** Begin Data supplied **
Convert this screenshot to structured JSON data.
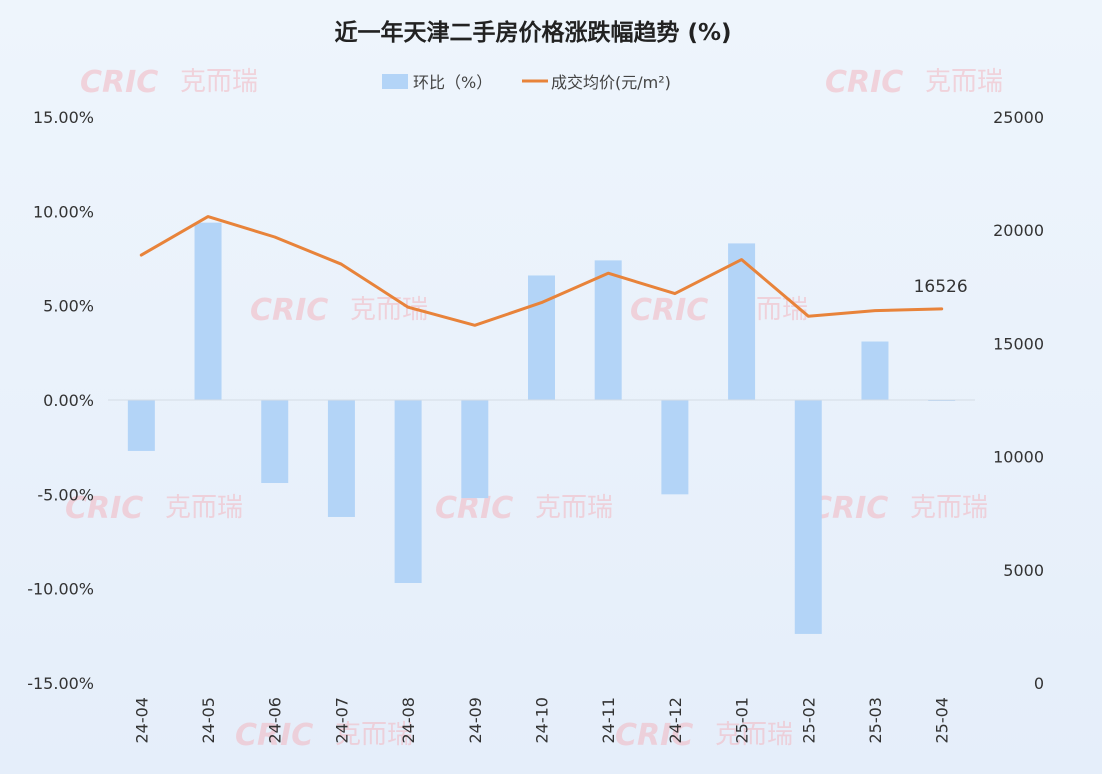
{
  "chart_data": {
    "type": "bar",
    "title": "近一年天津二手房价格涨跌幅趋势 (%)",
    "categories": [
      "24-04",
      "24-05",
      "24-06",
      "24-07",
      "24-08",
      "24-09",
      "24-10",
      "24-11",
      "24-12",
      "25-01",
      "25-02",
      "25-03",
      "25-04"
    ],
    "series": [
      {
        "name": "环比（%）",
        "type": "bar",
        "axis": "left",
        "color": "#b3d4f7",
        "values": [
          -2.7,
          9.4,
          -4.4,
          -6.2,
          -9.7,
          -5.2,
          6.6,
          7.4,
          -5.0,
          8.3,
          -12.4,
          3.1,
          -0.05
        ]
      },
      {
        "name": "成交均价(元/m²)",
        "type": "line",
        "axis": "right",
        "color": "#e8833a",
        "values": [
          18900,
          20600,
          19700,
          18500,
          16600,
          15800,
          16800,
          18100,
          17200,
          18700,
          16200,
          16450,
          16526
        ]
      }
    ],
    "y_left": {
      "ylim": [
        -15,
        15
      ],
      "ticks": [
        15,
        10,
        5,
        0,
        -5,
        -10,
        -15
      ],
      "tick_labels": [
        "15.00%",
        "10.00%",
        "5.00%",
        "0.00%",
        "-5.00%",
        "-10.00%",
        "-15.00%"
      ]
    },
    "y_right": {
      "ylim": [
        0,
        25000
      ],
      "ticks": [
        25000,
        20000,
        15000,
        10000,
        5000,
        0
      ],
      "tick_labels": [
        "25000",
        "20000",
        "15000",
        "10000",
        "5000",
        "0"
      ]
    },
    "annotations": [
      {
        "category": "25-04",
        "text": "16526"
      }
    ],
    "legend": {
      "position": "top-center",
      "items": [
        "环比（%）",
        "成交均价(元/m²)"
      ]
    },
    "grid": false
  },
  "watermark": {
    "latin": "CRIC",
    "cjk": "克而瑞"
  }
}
** End Data supplied **
** Begin Data supplied **
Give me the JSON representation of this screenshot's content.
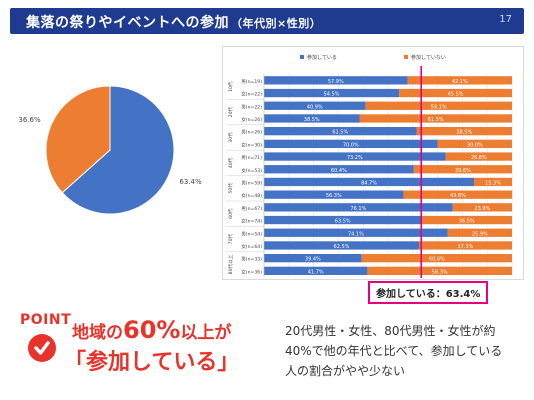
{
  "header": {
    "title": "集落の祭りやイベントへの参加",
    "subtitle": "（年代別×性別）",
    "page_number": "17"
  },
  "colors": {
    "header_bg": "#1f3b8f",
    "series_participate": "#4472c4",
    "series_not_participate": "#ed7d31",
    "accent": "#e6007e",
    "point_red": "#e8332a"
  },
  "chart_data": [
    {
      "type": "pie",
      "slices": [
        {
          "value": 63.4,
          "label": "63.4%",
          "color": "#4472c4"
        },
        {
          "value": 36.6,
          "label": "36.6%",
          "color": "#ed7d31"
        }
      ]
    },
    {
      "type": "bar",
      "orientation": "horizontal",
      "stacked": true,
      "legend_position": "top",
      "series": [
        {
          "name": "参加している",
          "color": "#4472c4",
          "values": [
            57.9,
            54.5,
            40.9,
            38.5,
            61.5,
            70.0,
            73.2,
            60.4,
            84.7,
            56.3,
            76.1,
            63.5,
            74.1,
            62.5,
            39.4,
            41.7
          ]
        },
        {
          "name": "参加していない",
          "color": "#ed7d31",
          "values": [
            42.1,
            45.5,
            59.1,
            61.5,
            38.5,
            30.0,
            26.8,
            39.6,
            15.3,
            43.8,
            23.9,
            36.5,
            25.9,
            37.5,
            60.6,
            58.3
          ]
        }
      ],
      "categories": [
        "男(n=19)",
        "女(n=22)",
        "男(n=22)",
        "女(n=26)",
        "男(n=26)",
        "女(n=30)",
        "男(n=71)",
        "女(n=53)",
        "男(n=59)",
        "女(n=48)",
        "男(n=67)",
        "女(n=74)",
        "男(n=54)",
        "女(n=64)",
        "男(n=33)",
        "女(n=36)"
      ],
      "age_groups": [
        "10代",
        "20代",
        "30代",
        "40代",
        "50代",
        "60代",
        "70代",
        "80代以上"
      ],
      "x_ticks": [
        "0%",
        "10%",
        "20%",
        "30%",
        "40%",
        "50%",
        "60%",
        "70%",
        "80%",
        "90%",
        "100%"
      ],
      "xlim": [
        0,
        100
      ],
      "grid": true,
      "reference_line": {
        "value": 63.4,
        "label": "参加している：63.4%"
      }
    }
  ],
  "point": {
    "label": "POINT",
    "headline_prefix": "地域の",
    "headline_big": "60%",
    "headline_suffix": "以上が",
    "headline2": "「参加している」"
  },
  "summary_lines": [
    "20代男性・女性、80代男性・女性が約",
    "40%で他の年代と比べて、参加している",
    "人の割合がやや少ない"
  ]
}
** End Data supplied **
** Begin Data supplied **
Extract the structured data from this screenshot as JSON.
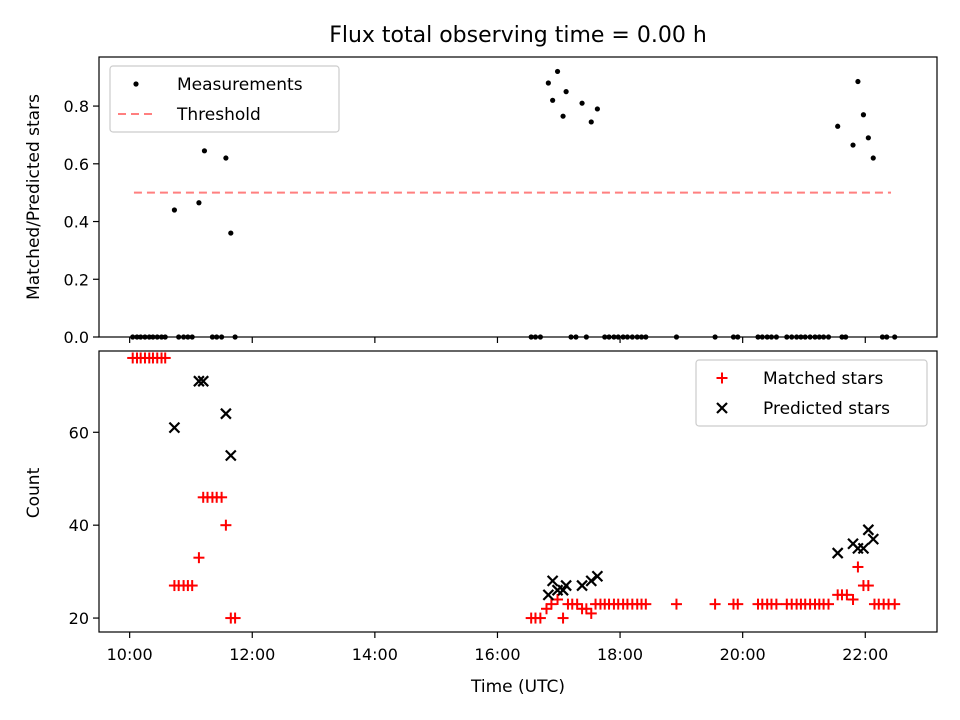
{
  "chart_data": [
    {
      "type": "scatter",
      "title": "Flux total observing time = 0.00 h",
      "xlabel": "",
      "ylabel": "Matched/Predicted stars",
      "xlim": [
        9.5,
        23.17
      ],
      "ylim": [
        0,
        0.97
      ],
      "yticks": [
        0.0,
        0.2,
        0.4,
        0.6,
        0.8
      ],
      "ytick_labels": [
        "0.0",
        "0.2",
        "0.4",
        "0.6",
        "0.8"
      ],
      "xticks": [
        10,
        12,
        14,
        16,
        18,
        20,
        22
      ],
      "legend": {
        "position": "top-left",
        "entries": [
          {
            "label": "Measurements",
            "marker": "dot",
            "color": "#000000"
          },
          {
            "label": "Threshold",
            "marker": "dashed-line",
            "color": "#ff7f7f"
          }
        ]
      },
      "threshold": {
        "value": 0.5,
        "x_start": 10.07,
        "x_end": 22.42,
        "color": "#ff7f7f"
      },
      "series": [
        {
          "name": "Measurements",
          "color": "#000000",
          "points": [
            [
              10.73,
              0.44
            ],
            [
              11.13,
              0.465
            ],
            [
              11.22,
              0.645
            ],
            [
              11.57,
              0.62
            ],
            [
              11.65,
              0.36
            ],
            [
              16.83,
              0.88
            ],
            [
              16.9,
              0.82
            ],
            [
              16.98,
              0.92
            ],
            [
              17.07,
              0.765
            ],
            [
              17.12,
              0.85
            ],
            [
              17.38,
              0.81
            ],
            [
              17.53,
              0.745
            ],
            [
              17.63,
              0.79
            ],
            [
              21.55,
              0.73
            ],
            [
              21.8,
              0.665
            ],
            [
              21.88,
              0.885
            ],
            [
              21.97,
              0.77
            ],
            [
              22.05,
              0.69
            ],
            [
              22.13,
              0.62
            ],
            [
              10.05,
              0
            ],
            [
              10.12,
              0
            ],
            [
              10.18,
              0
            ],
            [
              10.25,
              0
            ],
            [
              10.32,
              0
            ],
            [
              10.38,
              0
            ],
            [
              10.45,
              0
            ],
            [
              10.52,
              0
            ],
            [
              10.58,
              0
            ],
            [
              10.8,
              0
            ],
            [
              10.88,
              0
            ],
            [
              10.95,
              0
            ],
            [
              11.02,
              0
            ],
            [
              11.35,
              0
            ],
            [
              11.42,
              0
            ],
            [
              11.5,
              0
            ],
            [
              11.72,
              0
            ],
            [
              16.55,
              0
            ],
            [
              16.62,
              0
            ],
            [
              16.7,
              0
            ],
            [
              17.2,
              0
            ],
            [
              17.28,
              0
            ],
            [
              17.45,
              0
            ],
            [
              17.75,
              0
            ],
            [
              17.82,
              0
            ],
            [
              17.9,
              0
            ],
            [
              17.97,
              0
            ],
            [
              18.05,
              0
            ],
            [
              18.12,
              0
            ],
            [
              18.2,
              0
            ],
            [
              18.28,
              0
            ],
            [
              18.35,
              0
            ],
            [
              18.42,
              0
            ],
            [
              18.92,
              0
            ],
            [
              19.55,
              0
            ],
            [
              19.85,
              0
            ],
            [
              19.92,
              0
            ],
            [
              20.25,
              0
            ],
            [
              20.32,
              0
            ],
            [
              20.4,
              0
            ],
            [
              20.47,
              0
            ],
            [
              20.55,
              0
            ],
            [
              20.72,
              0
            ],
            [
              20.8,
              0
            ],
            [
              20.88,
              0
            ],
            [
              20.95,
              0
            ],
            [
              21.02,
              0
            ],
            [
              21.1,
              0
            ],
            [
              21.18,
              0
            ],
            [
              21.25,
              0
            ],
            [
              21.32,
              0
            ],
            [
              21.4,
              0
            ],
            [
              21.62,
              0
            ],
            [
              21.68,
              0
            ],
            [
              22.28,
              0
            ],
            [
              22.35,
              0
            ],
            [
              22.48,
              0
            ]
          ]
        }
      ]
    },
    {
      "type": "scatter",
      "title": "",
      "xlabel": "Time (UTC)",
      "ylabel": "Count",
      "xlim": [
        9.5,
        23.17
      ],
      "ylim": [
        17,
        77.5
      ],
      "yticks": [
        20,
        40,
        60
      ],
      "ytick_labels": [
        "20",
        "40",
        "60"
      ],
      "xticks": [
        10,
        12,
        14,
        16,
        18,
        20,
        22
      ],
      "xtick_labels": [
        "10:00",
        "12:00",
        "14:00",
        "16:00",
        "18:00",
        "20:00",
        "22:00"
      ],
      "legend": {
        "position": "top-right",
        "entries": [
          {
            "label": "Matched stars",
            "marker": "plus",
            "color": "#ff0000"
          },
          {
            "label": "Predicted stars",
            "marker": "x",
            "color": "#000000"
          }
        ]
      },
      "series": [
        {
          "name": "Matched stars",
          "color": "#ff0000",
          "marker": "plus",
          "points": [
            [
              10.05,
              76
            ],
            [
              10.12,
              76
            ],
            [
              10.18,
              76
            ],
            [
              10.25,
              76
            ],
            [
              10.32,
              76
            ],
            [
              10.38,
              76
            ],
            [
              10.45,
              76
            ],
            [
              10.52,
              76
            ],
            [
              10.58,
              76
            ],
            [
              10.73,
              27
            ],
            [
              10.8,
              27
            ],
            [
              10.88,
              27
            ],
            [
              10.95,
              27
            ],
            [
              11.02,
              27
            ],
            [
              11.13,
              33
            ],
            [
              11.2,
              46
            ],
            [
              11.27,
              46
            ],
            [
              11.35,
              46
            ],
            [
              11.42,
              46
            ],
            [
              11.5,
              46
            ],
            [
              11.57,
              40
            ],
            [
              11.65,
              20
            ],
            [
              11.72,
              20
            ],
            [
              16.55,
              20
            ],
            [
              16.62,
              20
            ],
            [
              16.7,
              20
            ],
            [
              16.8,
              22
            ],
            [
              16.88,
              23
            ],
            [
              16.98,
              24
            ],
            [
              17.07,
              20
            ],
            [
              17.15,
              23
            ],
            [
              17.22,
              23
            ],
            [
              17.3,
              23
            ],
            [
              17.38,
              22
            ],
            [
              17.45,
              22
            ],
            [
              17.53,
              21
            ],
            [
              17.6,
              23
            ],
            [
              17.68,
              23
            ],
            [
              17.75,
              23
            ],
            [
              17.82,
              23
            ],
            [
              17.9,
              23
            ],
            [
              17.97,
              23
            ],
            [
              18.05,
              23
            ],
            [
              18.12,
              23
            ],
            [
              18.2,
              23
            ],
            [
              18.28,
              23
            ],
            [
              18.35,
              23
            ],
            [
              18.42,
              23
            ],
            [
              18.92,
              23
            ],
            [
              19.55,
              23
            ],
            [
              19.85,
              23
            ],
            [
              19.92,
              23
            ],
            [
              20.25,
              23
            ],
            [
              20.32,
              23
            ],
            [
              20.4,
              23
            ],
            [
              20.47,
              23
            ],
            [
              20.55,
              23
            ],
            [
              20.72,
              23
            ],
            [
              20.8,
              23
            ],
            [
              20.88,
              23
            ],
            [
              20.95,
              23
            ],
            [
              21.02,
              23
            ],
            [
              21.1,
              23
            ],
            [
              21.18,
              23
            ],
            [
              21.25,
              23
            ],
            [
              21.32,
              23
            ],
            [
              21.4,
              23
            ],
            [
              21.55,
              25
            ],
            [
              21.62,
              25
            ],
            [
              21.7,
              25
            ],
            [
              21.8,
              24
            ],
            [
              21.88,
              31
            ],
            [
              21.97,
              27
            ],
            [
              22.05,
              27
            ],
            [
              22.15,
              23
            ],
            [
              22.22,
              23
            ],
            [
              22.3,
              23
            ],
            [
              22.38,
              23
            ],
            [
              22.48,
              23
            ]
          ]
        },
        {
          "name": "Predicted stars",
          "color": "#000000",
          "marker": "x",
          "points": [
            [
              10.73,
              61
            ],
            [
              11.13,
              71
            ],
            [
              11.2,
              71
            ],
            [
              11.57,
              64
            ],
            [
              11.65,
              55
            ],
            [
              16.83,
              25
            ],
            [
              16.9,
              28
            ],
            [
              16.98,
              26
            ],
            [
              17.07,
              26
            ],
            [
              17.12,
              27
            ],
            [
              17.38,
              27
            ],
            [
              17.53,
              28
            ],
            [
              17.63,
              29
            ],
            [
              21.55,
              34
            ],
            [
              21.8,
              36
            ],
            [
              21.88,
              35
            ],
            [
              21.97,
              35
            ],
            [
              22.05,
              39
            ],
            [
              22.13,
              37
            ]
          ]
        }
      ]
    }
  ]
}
** End Data supplied **
The exercise
Each line of the data that includes the word "type" counts once; report the total and nothing more.

Response
7